(Goal)
Omit all pictures and give the records below again exactly as written.

(Stored data entries)
-*-*-
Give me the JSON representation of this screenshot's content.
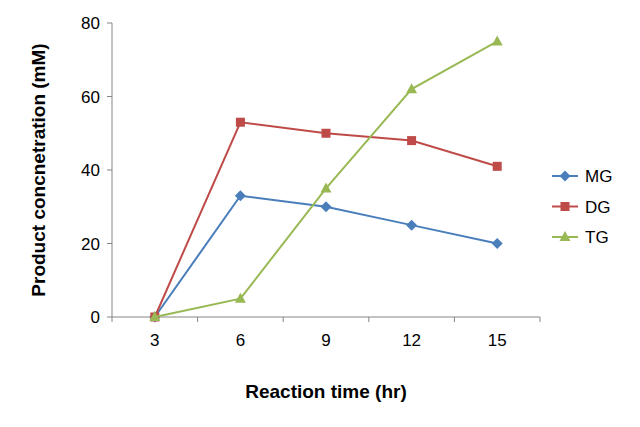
{
  "chart_data": {
    "type": "line",
    "x_label": "Reaction time (hr)",
    "y_label": "Product concnetration (mM)",
    "categories": [
      "3",
      "6",
      "9",
      "12",
      "15"
    ],
    "series": [
      {
        "name": "MG",
        "color": "#4a7ebb",
        "marker": "diamond",
        "values": [
          0,
          33,
          30,
          25,
          20
        ]
      },
      {
        "name": "DG",
        "color": "#be4b48",
        "marker": "square",
        "values": [
          0,
          53,
          50,
          48,
          41
        ]
      },
      {
        "name": "TG",
        "color": "#98b954",
        "marker": "triangle",
        "values": [
          0,
          5,
          35,
          62,
          75
        ]
      }
    ],
    "ylim": [
      0,
      80
    ],
    "yticks": [
      0,
      20,
      40,
      60,
      80
    ],
    "grid": false,
    "legend": "right"
  }
}
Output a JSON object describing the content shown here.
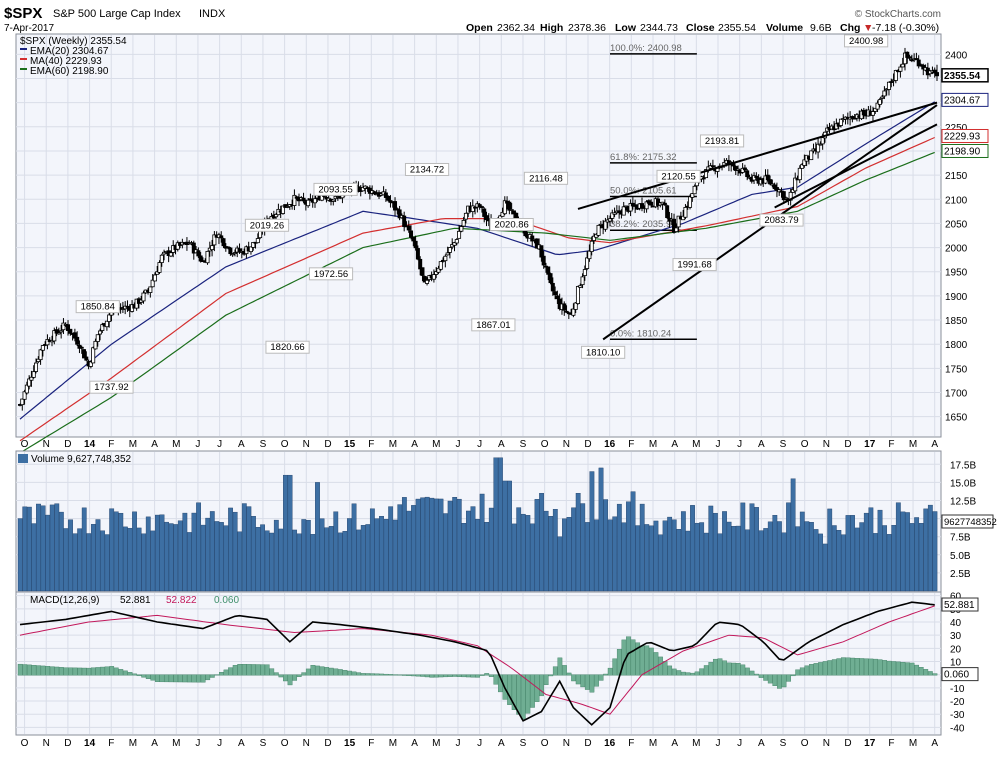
-*-*-
(Expected answer)
Give me the JSON representation of this screenshot's content.
{
  "chart_data": {
    "type": "line",
    "x_label": "Reaction time (hr)",
    "y_label": "Product concnetration (mM)",
    "categories": [
      "3",
      "6",
      "9",
      "12",
      "15"
    ],
    "series": [
      {
        "name": "MG",
        "color": "#4a7ebb",
        "marker": "diamond",
        "values": [
          0,
          33,
          30,
          25,
          20
        ]
      },
      {
        "name": "DG",
        "color": "#be4b48",
        "marker": "square",
        "values": [
          0,
          53,
          50,
          48,
          41
        ]
      },
      {
        "name": "TG",
        "color": "#98b954",
        "marker": "triangle",
        "values": [
          0,
          5,
          35,
          62,
          75
        ]
      }
    ],
    "ylim": [
      0,
      80
    ],
    "yticks": [
      0,
      20,
      40,
      60,
      80
    ],
    "grid": false,
    "legend": "right"
  }
}
Output a JSON object describing the content shown here.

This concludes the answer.